Collected data entries
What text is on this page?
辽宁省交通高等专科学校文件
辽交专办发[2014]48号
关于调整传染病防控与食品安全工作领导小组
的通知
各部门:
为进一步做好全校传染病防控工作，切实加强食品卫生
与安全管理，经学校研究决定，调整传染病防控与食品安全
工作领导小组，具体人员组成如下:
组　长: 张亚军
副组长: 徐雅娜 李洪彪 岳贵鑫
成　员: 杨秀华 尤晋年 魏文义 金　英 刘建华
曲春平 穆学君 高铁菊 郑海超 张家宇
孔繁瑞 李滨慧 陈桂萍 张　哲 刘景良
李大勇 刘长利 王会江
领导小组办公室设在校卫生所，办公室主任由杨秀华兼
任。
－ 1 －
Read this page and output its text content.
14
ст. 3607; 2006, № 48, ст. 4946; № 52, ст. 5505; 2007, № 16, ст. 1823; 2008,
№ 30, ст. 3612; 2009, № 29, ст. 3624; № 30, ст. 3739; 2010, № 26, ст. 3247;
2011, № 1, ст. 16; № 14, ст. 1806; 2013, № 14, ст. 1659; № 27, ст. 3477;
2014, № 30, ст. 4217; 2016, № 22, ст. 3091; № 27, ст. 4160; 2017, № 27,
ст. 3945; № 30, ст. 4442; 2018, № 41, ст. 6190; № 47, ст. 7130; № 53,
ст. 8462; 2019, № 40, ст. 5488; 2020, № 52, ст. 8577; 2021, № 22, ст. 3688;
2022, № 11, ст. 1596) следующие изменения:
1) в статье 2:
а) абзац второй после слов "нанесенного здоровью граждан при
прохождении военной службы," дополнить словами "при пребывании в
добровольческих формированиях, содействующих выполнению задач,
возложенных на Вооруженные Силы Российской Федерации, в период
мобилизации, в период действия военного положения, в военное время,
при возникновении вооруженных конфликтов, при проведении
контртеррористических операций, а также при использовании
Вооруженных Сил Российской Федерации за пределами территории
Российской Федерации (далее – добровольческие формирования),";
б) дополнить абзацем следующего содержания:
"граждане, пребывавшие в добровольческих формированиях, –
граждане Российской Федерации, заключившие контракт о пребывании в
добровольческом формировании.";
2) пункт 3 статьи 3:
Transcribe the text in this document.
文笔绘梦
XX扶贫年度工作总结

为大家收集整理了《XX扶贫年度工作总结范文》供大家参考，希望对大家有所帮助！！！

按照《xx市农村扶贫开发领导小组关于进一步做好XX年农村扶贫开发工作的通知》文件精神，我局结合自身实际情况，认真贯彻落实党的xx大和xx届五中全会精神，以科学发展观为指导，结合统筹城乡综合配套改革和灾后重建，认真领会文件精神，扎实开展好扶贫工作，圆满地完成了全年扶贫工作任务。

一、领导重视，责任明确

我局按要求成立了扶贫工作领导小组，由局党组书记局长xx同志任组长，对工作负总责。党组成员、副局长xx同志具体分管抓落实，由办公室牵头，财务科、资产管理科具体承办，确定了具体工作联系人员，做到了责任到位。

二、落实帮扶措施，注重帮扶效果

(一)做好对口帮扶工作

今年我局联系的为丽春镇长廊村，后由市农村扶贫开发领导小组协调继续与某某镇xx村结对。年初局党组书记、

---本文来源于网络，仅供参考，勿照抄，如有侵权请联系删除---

* * *

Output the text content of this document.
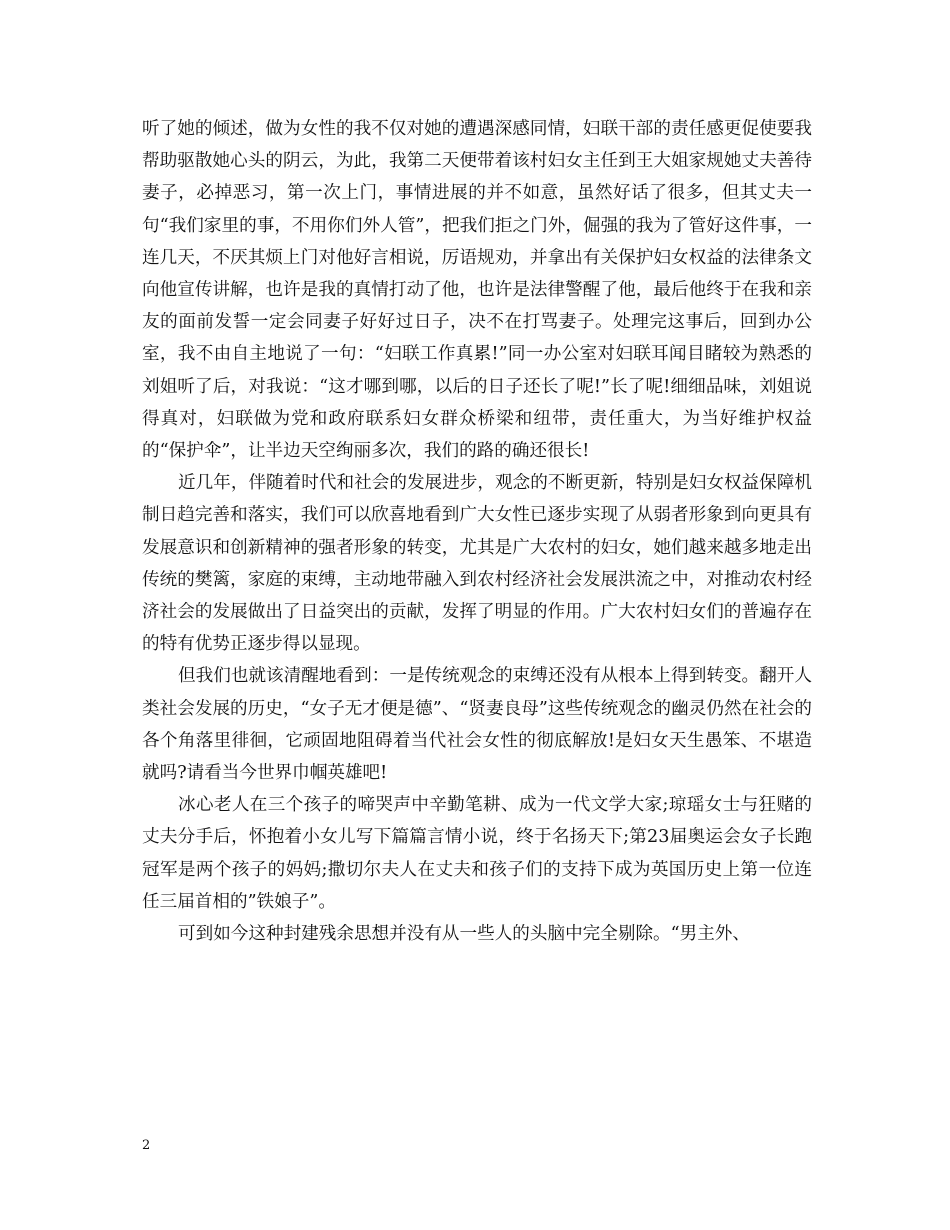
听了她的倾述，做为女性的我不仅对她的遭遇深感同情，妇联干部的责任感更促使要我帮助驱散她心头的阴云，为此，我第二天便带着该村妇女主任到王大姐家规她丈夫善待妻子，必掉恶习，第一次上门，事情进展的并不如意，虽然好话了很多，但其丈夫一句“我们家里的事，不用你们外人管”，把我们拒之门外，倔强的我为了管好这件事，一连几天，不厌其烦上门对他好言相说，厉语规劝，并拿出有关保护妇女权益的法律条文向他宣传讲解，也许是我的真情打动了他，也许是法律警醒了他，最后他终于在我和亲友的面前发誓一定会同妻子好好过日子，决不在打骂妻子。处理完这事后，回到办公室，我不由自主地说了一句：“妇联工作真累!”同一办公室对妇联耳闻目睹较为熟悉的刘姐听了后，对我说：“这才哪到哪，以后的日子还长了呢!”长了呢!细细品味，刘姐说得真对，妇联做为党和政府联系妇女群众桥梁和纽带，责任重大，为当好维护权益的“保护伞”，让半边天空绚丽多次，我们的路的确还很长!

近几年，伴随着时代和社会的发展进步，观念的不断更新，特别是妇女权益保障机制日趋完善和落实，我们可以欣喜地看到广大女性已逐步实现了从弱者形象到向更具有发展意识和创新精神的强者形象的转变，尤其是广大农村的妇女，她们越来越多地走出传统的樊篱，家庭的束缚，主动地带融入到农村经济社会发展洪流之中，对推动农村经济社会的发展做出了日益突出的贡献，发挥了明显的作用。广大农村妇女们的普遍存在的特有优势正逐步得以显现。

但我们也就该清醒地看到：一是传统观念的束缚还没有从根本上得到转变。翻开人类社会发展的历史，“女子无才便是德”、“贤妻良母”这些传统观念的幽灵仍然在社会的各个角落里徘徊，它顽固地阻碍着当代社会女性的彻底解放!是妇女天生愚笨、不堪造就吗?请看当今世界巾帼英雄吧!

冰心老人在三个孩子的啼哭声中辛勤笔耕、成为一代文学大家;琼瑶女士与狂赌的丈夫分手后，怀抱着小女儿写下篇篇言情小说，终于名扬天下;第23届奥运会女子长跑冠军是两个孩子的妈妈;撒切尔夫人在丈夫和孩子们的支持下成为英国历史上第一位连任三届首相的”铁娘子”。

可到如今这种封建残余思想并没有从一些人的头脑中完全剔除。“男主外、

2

# Stated goal
Within the listing above, find every line containing the string "document" and return it.

# Result
Transcribe the text in this document.
Output the text content of this document.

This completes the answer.